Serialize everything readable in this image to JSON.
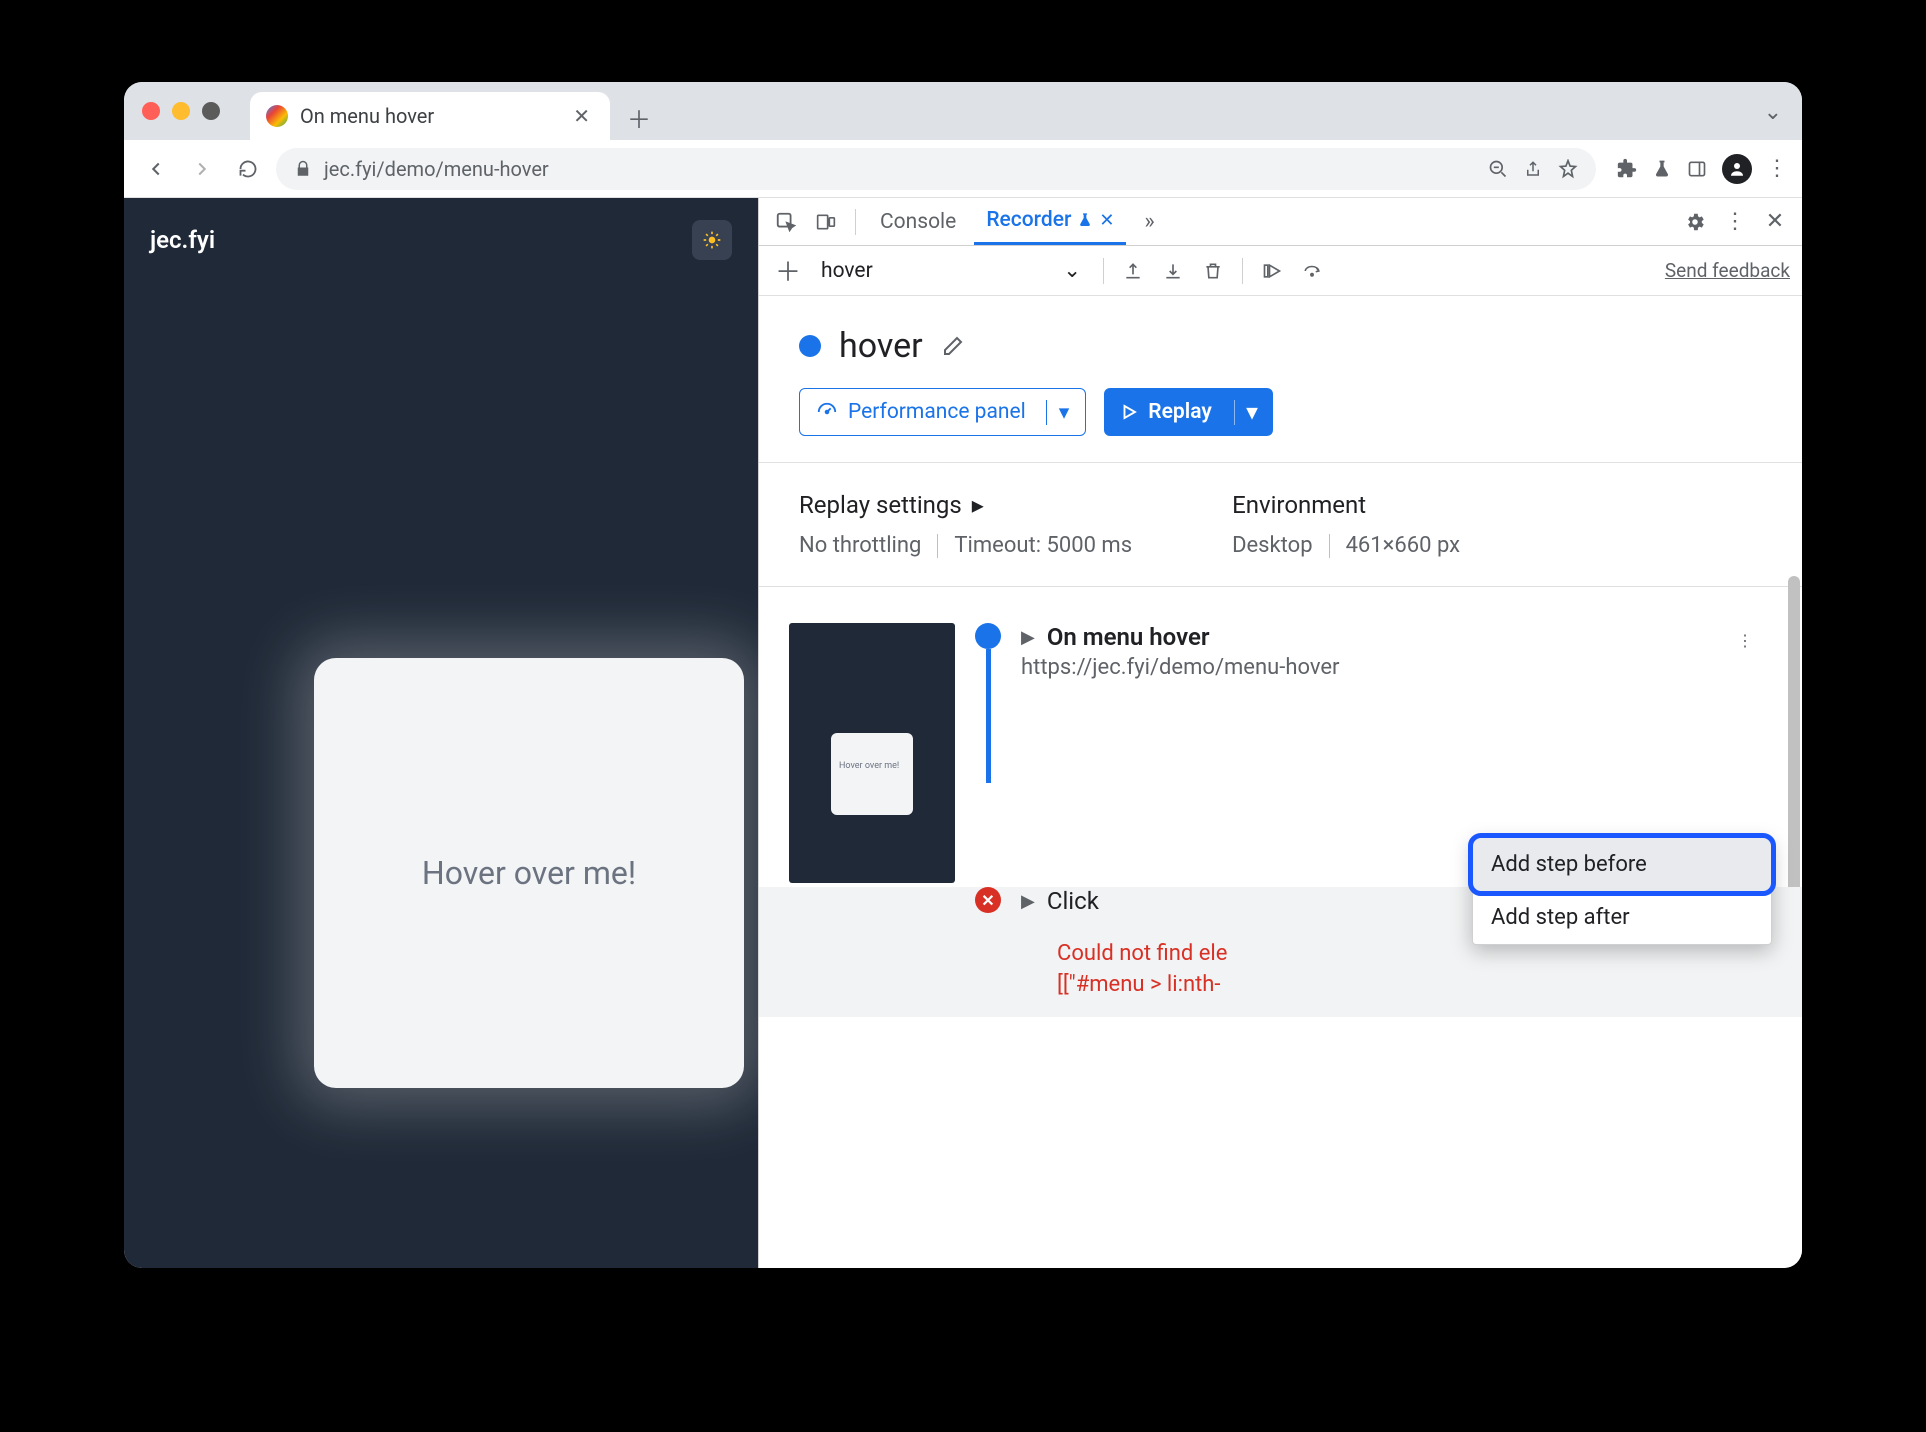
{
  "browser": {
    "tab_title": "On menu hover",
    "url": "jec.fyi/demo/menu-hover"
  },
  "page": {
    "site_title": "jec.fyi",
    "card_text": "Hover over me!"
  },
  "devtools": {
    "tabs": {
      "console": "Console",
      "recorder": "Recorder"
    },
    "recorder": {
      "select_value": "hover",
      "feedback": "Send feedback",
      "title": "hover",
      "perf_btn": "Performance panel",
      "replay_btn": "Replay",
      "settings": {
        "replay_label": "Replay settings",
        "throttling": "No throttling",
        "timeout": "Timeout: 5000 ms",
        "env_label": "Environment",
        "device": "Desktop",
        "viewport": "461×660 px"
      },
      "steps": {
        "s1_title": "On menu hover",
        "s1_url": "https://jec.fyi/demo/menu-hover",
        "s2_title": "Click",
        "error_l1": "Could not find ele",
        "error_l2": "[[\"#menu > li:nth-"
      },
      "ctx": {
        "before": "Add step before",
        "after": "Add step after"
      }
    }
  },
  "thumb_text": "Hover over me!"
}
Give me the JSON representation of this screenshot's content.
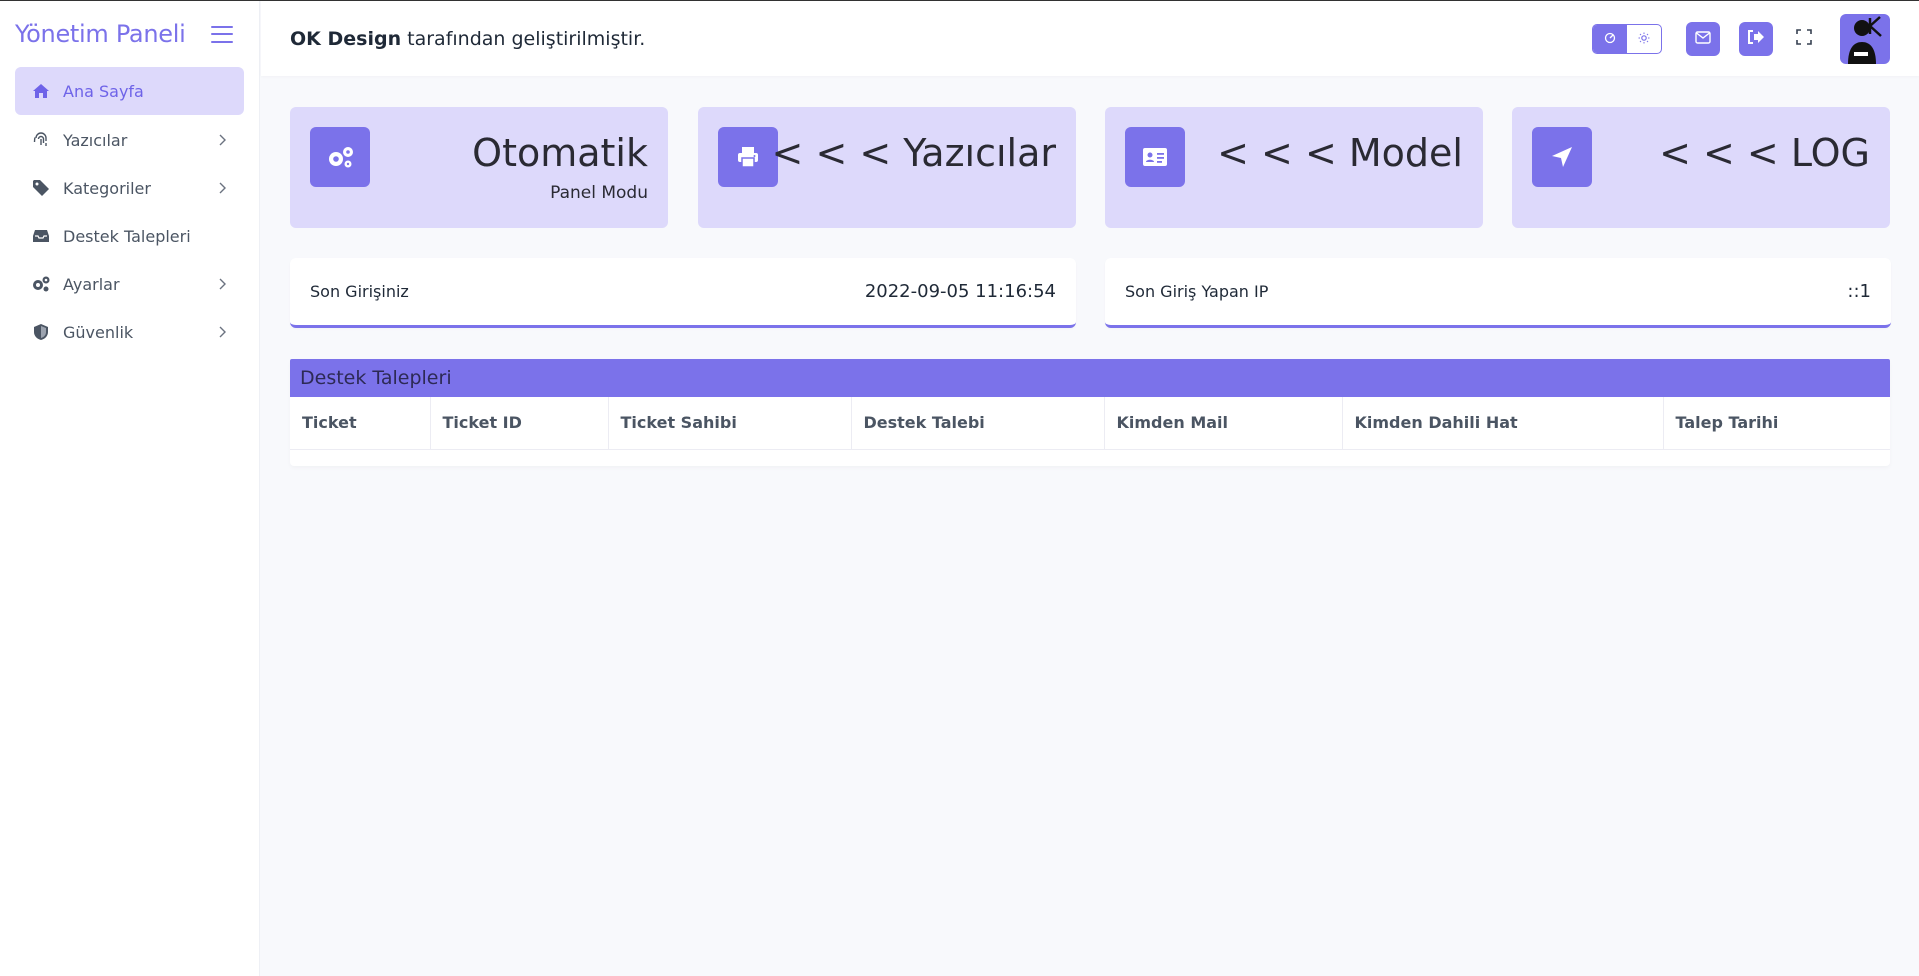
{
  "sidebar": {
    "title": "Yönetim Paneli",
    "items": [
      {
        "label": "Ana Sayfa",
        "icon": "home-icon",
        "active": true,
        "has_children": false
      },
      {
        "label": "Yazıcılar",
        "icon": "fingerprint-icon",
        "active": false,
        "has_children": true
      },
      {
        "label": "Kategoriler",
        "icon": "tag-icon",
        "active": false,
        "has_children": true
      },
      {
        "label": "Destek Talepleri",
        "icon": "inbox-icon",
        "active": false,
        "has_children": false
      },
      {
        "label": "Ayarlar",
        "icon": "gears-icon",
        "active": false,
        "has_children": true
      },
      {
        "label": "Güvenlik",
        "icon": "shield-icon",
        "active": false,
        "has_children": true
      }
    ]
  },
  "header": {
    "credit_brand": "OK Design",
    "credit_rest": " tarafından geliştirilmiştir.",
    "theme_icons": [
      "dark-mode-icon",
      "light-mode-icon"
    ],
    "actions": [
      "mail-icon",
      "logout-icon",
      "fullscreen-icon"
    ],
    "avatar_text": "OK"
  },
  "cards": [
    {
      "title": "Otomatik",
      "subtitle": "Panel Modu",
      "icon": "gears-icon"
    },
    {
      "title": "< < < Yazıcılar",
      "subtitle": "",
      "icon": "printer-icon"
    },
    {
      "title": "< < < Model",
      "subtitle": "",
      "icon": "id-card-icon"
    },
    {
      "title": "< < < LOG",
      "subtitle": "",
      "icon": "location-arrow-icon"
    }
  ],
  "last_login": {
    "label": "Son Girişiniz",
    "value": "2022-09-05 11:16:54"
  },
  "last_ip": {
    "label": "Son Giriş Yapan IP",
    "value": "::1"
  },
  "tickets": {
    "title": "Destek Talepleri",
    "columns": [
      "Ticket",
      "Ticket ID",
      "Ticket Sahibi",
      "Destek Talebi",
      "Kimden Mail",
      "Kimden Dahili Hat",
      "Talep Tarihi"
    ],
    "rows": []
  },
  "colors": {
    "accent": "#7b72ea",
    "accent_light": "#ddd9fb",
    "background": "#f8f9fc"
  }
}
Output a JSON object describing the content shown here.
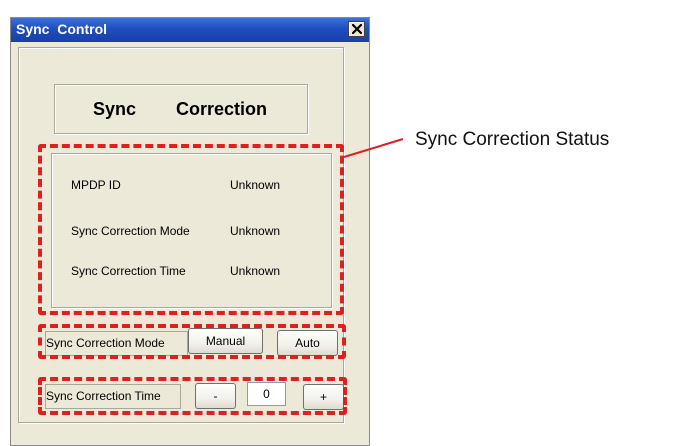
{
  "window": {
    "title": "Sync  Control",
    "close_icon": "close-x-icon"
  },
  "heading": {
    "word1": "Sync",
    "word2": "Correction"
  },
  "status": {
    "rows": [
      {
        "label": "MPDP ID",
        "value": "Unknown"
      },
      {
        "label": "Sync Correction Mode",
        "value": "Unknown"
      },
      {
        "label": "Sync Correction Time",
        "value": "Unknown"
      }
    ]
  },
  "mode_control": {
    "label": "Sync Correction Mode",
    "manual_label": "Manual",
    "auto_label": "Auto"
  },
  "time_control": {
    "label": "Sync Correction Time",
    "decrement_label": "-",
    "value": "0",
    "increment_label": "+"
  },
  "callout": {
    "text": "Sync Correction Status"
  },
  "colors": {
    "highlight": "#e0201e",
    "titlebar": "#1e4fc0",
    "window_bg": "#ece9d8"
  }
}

----------

EXERCISE REQUIREMENTS: Nothing but a number is needed here: how many lines hold the string "Destek"?

REPLY TO THE EXERCISE: 3